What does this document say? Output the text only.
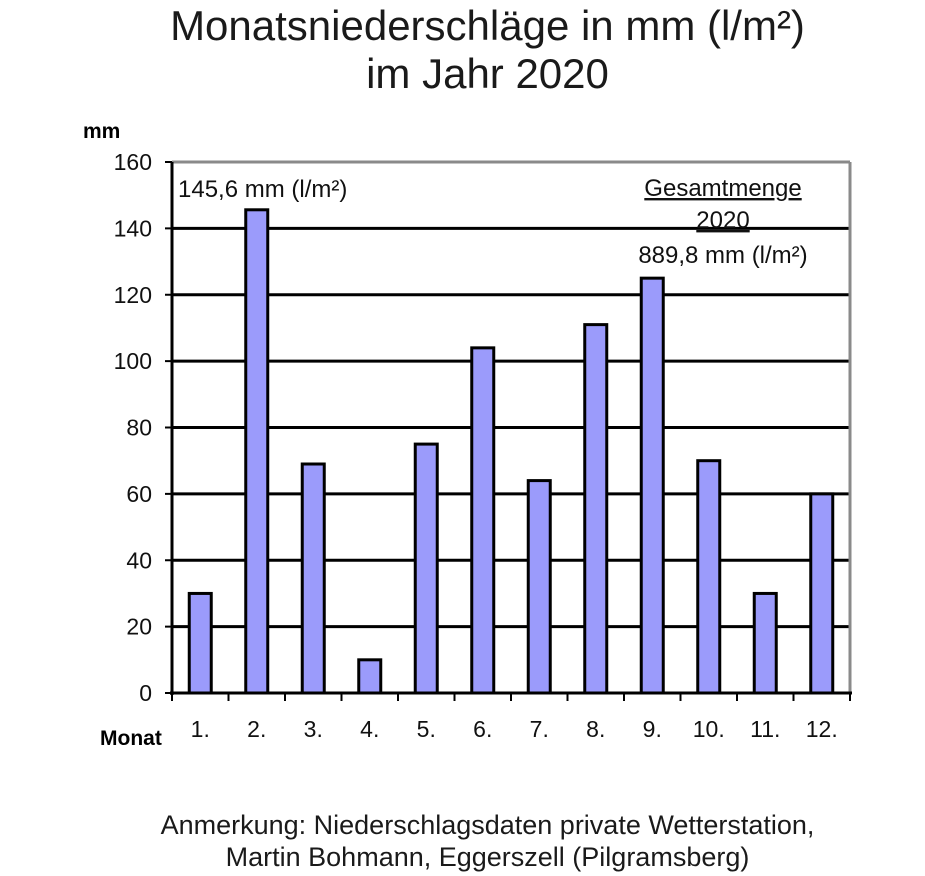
Monatsniederschläge in mm (l/m²)
im Jahr 2020
mm
Monat
145,6 mm (l/m²)	Gesamtmenge
2020
889,8 mm (l/m²)
0
20
40
60
80
100
120
140
160
1. 2. 3. 4. 5. 6. 7. 8. 9. 10. 11. 12.
Anmerkung: Niederschlagsdaten private Wetterstation,
Martin Bohmann, Eggerszell (Pilgramsberg)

────────

Direction » Except for the pictures, copy every line of the records above exactly.

Task answer »
What does this document say? Output the text only.
Monatsniederschläge in mm (l/m²)
im Jahr 2020
mm
Monat
145,6 mm (l/m²)	Gesamtmenge
2020
889,8 mm (l/m²)
0
20
40
60
80
100
120
140
160
1. 2. 3. 4. 5. 6. 7. 8. 9. 10. 11. 12.
Anmerkung: Niederschlagsdaten private Wetterstation,
Martin Bohmann, Eggerszell (Pilgramsberg)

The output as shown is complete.